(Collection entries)
━━━━━━━━━━

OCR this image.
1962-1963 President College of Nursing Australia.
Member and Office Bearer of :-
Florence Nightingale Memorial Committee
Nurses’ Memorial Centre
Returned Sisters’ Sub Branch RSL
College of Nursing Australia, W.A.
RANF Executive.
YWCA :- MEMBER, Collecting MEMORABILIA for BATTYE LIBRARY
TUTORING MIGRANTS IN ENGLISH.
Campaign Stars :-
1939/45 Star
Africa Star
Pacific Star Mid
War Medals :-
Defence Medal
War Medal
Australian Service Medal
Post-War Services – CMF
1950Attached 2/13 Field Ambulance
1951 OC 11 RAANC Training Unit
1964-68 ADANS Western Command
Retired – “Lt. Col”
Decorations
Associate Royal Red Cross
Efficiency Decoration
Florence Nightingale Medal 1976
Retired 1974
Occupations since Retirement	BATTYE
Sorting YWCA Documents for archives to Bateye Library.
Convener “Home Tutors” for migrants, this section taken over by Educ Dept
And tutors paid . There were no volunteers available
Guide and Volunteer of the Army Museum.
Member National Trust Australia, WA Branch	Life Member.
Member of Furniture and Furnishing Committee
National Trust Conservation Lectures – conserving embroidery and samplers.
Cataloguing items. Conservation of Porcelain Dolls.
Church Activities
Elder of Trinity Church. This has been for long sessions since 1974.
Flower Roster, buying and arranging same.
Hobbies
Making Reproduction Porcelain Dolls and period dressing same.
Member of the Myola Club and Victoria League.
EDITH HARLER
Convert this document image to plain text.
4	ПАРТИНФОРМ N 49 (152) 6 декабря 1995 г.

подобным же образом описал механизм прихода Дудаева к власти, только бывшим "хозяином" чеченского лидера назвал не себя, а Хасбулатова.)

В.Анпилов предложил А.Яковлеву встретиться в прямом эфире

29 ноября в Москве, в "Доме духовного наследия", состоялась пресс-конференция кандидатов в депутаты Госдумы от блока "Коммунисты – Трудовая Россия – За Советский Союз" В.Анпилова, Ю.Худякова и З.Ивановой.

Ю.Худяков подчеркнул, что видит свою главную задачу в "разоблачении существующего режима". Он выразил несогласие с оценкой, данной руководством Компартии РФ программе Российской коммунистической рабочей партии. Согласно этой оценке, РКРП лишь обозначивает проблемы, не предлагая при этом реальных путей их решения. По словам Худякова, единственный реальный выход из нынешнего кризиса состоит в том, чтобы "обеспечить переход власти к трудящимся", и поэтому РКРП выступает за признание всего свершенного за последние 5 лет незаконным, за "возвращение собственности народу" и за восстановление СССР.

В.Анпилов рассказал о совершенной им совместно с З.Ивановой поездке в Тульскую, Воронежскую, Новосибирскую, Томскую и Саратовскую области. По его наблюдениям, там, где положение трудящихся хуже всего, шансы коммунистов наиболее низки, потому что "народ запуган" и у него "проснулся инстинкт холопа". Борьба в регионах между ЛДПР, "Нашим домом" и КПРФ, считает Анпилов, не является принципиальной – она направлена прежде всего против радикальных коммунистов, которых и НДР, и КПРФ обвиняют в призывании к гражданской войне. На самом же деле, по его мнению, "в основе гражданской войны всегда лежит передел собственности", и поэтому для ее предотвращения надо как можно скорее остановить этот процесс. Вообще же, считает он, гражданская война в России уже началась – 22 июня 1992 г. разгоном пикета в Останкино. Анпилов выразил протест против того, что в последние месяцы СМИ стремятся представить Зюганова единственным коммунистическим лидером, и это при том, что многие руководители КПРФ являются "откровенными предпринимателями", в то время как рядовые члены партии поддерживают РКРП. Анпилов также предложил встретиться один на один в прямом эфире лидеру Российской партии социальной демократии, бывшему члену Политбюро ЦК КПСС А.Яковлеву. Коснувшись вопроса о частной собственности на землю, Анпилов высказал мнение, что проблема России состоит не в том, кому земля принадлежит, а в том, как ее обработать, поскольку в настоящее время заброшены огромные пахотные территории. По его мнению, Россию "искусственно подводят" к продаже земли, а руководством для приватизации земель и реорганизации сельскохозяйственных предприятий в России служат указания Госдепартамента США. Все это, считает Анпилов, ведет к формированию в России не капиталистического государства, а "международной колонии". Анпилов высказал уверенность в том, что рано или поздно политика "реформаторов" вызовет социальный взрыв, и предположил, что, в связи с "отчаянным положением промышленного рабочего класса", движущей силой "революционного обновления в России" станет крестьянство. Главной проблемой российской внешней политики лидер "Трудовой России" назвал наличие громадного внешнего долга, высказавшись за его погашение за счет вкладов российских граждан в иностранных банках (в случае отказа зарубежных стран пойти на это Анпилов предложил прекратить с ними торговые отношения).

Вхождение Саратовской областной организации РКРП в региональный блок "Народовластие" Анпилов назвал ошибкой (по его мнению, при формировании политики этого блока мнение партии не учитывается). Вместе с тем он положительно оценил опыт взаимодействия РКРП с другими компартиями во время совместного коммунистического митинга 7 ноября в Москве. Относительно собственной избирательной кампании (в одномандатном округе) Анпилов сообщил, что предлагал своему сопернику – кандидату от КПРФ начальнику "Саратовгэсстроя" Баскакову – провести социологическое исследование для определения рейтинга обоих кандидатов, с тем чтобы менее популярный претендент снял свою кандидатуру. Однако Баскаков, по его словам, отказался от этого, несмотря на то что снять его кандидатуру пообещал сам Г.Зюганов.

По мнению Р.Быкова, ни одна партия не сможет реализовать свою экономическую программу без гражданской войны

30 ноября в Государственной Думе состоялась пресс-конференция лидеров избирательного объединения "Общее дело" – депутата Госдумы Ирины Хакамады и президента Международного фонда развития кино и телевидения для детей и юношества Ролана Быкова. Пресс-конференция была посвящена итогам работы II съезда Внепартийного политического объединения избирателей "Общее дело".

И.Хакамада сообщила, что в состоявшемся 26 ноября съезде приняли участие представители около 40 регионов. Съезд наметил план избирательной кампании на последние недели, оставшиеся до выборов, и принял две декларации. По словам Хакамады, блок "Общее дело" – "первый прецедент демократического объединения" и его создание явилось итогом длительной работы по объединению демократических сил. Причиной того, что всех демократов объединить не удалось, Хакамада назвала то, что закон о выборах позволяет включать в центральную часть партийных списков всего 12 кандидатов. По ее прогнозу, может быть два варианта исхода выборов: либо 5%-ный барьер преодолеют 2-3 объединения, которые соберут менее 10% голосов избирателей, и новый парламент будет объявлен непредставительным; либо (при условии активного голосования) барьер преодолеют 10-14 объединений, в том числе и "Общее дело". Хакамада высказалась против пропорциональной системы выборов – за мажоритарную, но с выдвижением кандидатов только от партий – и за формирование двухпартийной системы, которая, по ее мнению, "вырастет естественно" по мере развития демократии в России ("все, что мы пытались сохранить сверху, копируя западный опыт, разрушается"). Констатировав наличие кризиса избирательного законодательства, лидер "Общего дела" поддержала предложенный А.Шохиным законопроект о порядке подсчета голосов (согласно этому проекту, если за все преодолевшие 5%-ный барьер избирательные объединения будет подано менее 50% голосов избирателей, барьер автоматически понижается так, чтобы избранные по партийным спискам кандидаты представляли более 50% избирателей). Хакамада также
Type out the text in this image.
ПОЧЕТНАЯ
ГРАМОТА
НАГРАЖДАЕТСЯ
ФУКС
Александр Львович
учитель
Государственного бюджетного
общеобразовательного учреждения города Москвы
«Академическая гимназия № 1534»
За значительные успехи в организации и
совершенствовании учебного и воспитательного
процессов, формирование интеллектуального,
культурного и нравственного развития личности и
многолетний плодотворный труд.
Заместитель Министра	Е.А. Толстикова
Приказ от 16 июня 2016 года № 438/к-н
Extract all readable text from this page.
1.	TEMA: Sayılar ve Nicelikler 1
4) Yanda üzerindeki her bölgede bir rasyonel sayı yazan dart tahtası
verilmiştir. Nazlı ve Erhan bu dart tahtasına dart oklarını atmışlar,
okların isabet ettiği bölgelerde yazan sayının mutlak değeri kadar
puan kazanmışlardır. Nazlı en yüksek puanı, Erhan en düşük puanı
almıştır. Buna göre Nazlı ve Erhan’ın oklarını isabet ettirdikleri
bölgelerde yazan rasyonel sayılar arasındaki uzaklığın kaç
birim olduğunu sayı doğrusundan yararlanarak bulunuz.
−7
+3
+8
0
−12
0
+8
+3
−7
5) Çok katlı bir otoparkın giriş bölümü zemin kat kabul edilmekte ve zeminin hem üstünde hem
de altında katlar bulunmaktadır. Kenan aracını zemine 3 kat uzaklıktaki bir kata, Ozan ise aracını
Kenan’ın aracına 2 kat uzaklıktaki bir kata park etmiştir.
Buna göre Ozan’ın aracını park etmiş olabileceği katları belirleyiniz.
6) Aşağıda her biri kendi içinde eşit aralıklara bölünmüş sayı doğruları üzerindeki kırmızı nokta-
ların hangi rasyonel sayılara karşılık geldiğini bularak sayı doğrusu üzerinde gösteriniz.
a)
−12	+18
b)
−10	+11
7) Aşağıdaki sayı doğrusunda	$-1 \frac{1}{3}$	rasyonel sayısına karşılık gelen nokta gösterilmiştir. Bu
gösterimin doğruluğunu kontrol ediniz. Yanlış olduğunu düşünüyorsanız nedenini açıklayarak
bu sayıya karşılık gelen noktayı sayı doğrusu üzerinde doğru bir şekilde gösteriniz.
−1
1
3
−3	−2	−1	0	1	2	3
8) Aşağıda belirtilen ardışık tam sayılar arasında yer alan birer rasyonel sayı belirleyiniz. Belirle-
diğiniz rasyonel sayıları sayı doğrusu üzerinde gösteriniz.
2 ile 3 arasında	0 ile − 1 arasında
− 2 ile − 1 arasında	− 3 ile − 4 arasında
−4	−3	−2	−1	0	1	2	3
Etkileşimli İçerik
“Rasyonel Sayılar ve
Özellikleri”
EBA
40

━━━━━━━━━━

§ **REQUIREMENTS**
Quote verbatim the line containing "Type out the text in this image." and every line after it through the end of the records above.

§ **COMPLETE OUTPUT**
Type out the text in this image.
ПОЧЕТНАЯ
ГРАМОТА
НАГРАЖДАЕТСЯ
ФУКС
Александр Львович
учитель
Государственного бюджетного
общеобразовательного учреждения города Москвы
«Академическая гимназия № 1534»
За значительные успехи в организации и
совершенствовании учебного и воспитательного
процессов, формирование интеллектуального,
культурного и нравственного развития личности и
многолетний плодотворный труд.
Заместитель Министра	Е.А. Толстикова
Приказ от 16 июня 2016 года № 438/к-н
Extract all readable text from this page.
1.	TEMA: Sayılar ve Nicelikler 1
4) Yanda üzerindeki her bölgede bir rasyonel sayı yazan dart tahtası
verilmiştir. Nazlı ve Erhan bu dart tahtasına dart oklarını atmışlar,
okların isabet ettiği bölgelerde yazan sayının mutlak değeri kadar
puan kazanmışlardır. Nazlı en yüksek puanı, Erhan en düşük puanı
almıştır. Buna göre Nazlı ve Erhan’ın oklarını isabet ettirdikleri
bölgelerde yazan rasyonel sayılar arasındaki uzaklığın kaç
birim olduğunu sayı doğrusundan yararlanarak bulunuz.
−7
+3
+8
0
−12
0
+8
+3
−7
5) Çok katlı bir otoparkın giriş bölümü zemin kat kabul edilmekte ve zeminin hem üstünde hem
de altında katlar bulunmaktadır. Kenan aracını zemine 3 kat uzaklıktaki bir kata, Ozan ise aracını
Kenan’ın aracına 2 kat uzaklıktaki bir kata park etmiştir.
Buna göre Ozan’ın aracını park etmiş olabileceği katları belirleyiniz.
6) Aşağıda her biri kendi içinde eşit aralıklara bölünmüş sayı doğruları üzerindeki kırmızı nokta-
ların hangi rasyonel sayılara karşılık geldiğini bularak sayı doğrusu üzerinde gösteriniz.
a)
−12	+18
b)
−10	+11
7) Aşağıdaki sayı doğrusunda	$-1 \frac{1}{3}$	rasyonel sayısına karşılık gelen nokta gösterilmiştir. Bu
gösterimin doğruluğunu kontrol ediniz. Yanlış olduğunu düşünüyorsanız nedenini açıklayarak
bu sayıya karşılık gelen noktayı sayı doğrusu üzerinde doğru bir şekilde gösteriniz.
−1
1
3
−3	−2	−1	0	1	2	3
8) Aşağıda belirtilen ardışık tam sayılar arasında yer alan birer rasyonel sayı belirleyiniz. Belirle-
diğiniz rasyonel sayıları sayı doğrusu üzerinde gösteriniz.
2 ile 3 arasında	0 ile − 1 arasında
− 2 ile − 1 arasında	− 3 ile − 4 arasında
−4	−3	−2	−1	0	1	2	3
Etkileşimli İçerik
“Rasyonel Sayılar ve
Özellikleri”
EBA
40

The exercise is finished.